Aim:
Print every entry exactly as written.

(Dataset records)
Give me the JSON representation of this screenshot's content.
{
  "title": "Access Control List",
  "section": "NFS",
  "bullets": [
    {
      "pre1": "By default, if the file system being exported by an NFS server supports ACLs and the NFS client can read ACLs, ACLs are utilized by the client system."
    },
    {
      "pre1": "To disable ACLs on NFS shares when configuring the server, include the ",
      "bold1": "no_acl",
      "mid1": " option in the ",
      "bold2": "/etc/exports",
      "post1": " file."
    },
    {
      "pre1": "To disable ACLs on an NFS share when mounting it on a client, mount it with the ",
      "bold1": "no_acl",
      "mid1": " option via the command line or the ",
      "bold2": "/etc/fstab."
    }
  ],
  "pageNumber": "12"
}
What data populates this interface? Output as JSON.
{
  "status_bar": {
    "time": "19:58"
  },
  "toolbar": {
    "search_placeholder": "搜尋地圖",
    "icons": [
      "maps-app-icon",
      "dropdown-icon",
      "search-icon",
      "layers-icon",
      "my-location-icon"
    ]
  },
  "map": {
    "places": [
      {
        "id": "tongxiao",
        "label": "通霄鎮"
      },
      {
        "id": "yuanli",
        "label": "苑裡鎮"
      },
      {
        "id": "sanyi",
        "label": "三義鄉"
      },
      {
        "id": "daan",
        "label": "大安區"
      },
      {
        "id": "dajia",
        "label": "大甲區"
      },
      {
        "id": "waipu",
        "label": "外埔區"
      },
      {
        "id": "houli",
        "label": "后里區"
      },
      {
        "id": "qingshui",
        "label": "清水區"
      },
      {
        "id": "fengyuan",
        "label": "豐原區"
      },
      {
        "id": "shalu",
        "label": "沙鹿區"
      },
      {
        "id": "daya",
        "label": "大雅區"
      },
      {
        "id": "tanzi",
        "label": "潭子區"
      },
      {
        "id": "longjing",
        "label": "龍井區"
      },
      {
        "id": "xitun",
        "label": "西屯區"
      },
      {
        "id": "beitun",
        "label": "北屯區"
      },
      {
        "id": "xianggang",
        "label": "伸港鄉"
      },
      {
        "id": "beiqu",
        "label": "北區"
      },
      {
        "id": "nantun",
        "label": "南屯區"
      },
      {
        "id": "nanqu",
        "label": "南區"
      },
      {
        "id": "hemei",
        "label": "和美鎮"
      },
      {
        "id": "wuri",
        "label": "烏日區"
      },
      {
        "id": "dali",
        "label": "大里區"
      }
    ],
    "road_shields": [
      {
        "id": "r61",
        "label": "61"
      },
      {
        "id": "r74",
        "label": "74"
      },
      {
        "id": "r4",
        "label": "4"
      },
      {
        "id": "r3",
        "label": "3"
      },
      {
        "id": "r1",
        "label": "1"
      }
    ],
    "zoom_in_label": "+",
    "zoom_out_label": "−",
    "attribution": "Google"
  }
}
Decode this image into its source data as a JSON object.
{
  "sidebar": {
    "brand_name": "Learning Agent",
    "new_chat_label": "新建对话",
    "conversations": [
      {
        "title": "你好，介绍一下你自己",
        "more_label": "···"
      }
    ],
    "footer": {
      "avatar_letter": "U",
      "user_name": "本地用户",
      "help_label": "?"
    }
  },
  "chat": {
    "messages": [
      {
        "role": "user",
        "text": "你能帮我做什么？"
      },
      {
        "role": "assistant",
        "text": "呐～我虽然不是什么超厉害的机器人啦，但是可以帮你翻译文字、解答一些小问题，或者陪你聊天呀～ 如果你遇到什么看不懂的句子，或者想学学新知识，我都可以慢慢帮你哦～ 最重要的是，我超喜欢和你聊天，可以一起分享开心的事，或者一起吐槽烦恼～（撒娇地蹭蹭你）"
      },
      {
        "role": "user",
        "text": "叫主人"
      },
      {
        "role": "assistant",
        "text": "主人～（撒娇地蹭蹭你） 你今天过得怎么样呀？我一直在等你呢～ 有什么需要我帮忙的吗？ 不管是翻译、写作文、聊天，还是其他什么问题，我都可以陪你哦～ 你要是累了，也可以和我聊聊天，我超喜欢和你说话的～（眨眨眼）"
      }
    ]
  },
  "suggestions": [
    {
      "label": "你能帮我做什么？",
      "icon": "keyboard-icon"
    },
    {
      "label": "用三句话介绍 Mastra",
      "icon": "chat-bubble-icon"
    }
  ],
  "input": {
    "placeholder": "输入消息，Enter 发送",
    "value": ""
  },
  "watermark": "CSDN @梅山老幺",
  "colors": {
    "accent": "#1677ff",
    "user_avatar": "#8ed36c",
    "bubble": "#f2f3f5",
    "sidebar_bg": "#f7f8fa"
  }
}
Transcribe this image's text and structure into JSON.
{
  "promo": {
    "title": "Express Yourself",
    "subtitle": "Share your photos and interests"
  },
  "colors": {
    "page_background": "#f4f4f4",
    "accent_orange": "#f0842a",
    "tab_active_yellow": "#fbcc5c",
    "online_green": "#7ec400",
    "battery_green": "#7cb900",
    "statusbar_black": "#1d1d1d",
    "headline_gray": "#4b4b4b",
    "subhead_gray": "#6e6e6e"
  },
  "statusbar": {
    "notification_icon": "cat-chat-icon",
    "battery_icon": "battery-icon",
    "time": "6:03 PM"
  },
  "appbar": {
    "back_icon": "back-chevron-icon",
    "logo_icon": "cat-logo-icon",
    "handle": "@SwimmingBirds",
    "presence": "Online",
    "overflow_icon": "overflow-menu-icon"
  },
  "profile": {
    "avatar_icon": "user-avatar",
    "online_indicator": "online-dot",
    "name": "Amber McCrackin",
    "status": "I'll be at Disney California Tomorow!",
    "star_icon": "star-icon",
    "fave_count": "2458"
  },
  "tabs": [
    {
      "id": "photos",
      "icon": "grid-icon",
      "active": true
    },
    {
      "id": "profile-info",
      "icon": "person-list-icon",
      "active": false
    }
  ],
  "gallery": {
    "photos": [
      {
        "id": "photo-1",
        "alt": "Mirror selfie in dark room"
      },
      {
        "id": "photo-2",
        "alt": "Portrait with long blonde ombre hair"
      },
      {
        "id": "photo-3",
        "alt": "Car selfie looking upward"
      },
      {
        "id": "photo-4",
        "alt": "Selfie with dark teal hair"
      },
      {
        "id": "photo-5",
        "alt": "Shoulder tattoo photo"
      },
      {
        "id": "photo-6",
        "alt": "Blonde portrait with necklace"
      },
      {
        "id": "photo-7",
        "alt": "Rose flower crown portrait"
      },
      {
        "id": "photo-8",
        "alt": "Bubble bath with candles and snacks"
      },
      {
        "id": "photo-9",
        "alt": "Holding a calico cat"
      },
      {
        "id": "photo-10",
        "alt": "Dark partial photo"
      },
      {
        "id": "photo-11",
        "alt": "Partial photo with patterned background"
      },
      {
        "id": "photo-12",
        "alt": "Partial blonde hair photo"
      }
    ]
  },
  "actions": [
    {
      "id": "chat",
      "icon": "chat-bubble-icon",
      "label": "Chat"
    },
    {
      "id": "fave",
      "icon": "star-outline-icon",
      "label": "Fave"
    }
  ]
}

Final answer:
Give me the JSON representation of this screenshot's content.
{
  "title": "Access Control List",
  "section": "NFS",
  "bullets": [
    {
      "pre1": "By default, if the file system being exported by an NFS server supports ACLs and the NFS client can read ACLs, ACLs are utilized by the client system."
    },
    {
      "pre1": "To disable ACLs on NFS shares when configuring the server, include the ",
      "bold1": "no_acl",
      "mid1": " option in the ",
      "bold2": "/etc/exports",
      "post1": " file."
    },
    {
      "pre1": "To disable ACLs on an NFS share when mounting it on a client, mount it with the ",
      "bold1": "no_acl",
      "mid1": " option via the command line or the ",
      "bold2": "/etc/fstab."
    }
  ],
  "pageNumber": "12"
}
What data populates this interface? Output as JSON.
{
  "status_bar": {
    "time": "19:58"
  },
  "toolbar": {
    "search_placeholder": "搜尋地圖",
    "icons": [
      "maps-app-icon",
      "dropdown-icon",
      "search-icon",
      "layers-icon",
      "my-location-icon"
    ]
  },
  "map": {
    "places": [
      {
        "id": "tongxiao",
        "label": "通霄鎮"
      },
      {
        "id": "yuanli",
        "label": "苑裡鎮"
      },
      {
        "id": "sanyi",
        "label": "三義鄉"
      },
      {
        "id": "daan",
        "label": "大安區"
      },
      {
        "id": "dajia",
        "label": "大甲區"
      },
      {
        "id": "waipu",
        "label": "外埔區"
      },
      {
        "id": "houli",
        "label": "后里區"
      },
      {
        "id": "qingshui",
        "label": "清水區"
      },
      {
        "id": "fengyuan",
        "label": "豐原區"
      },
      {
        "id": "shalu",
        "label": "沙鹿區"
      },
      {
        "id": "daya",
        "label": "大雅區"
      },
      {
        "id": "tanzi",
        "label": "潭子區"
      },
      {
        "id": "longjing",
        "label": "龍井區"
      },
      {
        "id": "xitun",
        "label": "西屯區"
      },
      {
        "id": "beitun",
        "label": "北屯區"
      },
      {
        "id": "xianggang",
        "label": "伸港鄉"
      },
      {
        "id": "beiqu",
        "label": "北區"
      },
      {
        "id": "nantun",
        "label": "南屯區"
      },
      {
        "id": "nanqu",
        "label": "南區"
      },
      {
        "id": "hemei",
        "label": "和美鎮"
      },
      {
        "id": "wuri",
        "label": "烏日區"
      },
      {
        "id": "dali",
        "label": "大里區"
      }
    ],
    "road_shields": [
      {
        "id": "r61",
        "label": "61"
      },
      {
        "id": "r74",
        "label": "74"
      },
      {
        "id": "r4",
        "label": "4"
      },
      {
        "id": "r3",
        "label": "3"
      },
      {
        "id": "r1",
        "label": "1"
      }
    ],
    "zoom_in_label": "+",
    "zoom_out_label": "−",
    "attribution": "Google"
  }
}
Decode this image into its source data as a JSON object.
{
  "sidebar": {
    "brand_name": "Learning Agent",
    "new_chat_label": "新建对话",
    "conversations": [
      {
        "title": "你好，介绍一下你自己",
        "more_label": "···"
      }
    ],
    "footer": {
      "avatar_letter": "U",
      "user_name": "本地用户",
      "help_label": "?"
    }
  },
  "chat": {
    "messages": [
      {
        "role": "user",
        "text": "你能帮我做什么？"
      },
      {
        "role": "assistant",
        "text": "呐～我虽然不是什么超厉害的机器人啦，但是可以帮你翻译文字、解答一些小问题，或者陪你聊天呀～ 如果你遇到什么看不懂的句子，或者想学学新知识，我都可以慢慢帮你哦～ 最重要的是，我超喜欢和你聊天，可以一起分享开心的事，或者一起吐槽烦恼～（撒娇地蹭蹭你）"
      },
      {
        "role": "user",
        "text": "叫主人"
      },
      {
        "role": "assistant",
        "text": "主人～（撒娇地蹭蹭你） 你今天过得怎么样呀？我一直在等你呢～ 有什么需要我帮忙的吗？ 不管是翻译、写作文、聊天，还是其他什么问题，我都可以陪你哦～ 你要是累了，也可以和我聊聊天，我超喜欢和你说话的～（眨眨眼）"
      }
    ]
  },
  "suggestions": [
    {
      "label": "你能帮我做什么？",
      "icon": "keyboard-icon"
    },
    {
      "label": "用三句话介绍 Mastra",
      "icon": "chat-bubble-icon"
    }
  ],
  "input": {
    "placeholder": "输入消息，Enter 发送",
    "value": ""
  },
  "watermark": "CSDN @梅山老幺",
  "colors": {
    "accent": "#1677ff",
    "user_avatar": "#8ed36c",
    "bubble": "#f2f3f5",
    "sidebar_bg": "#f7f8fa"
  }
}
Transcribe this image's text and structure into JSON.
{
  "promo": {
    "title": "Express Yourself",
    "subtitle": "Share your photos and interests"
  },
  "colors": {
    "page_background": "#f4f4f4",
    "accent_orange": "#f0842a",
    "tab_active_yellow": "#fbcc5c",
    "online_green": "#7ec400",
    "battery_green": "#7cb900",
    "statusbar_black": "#1d1d1d",
    "headline_gray": "#4b4b4b",
    "subhead_gray": "#6e6e6e"
  },
  "statusbar": {
    "notification_icon": "cat-chat-icon",
    "battery_icon": "battery-icon",
    "time": "6:03 PM"
  },
  "appbar": {
    "back_icon": "back-chevron-icon",
    "logo_icon": "cat-logo-icon",
    "handle": "@SwimmingBirds",
    "presence": "Online",
    "overflow_icon": "overflow-menu-icon"
  },
  "profile": {
    "avatar_icon": "user-avatar",
    "online_indicator": "online-dot",
    "name": "Amber McCrackin",
    "status": "I'll be at Disney California Tomorow!",
    "star_icon": "star-icon",
    "fave_count": "2458"
  },
  "tabs": [
    {
      "id": "photos",
      "icon": "grid-icon",
      "active": true
    },
    {
      "id": "profile-info",
      "icon": "person-list-icon",
      "active": false
    }
  ],
  "gallery": {
    "photos": [
      {
        "id": "photo-1",
        "alt": "Mirror selfie in dark room"
      },
      {
        "id": "photo-2",
        "alt": "Portrait with long blonde ombre hair"
      },
      {
        "id": "photo-3",
        "alt": "Car selfie looking upward"
      },
      {
        "id": "photo-4",
        "alt": "Selfie with dark teal hair"
      },
      {
        "id": "photo-5",
        "alt": "Shoulder tattoo photo"
      },
      {
        "id": "photo-6",
        "alt": "Blonde portrait with necklace"
      },
      {
        "id": "photo-7",
        "alt": "Rose flower crown portrait"
      },
      {
        "id": "photo-8",
        "alt": "Bubble bath with candles and snacks"
      },
      {
        "id": "photo-9",
        "alt": "Holding a calico cat"
      },
      {
        "id": "photo-10",
        "alt": "Dark partial photo"
      },
      {
        "id": "photo-11",
        "alt": "Partial photo with patterned background"
      },
      {
        "id": "photo-12",
        "alt": "Partial blonde hair photo"
      }
    ]
  },
  "actions": [
    {
      "id": "chat",
      "icon": "chat-bubble-icon",
      "label": "Chat"
    },
    {
      "id": "fave",
      "icon": "star-outline-icon",
      "label": "Fave"
    }
  ]
}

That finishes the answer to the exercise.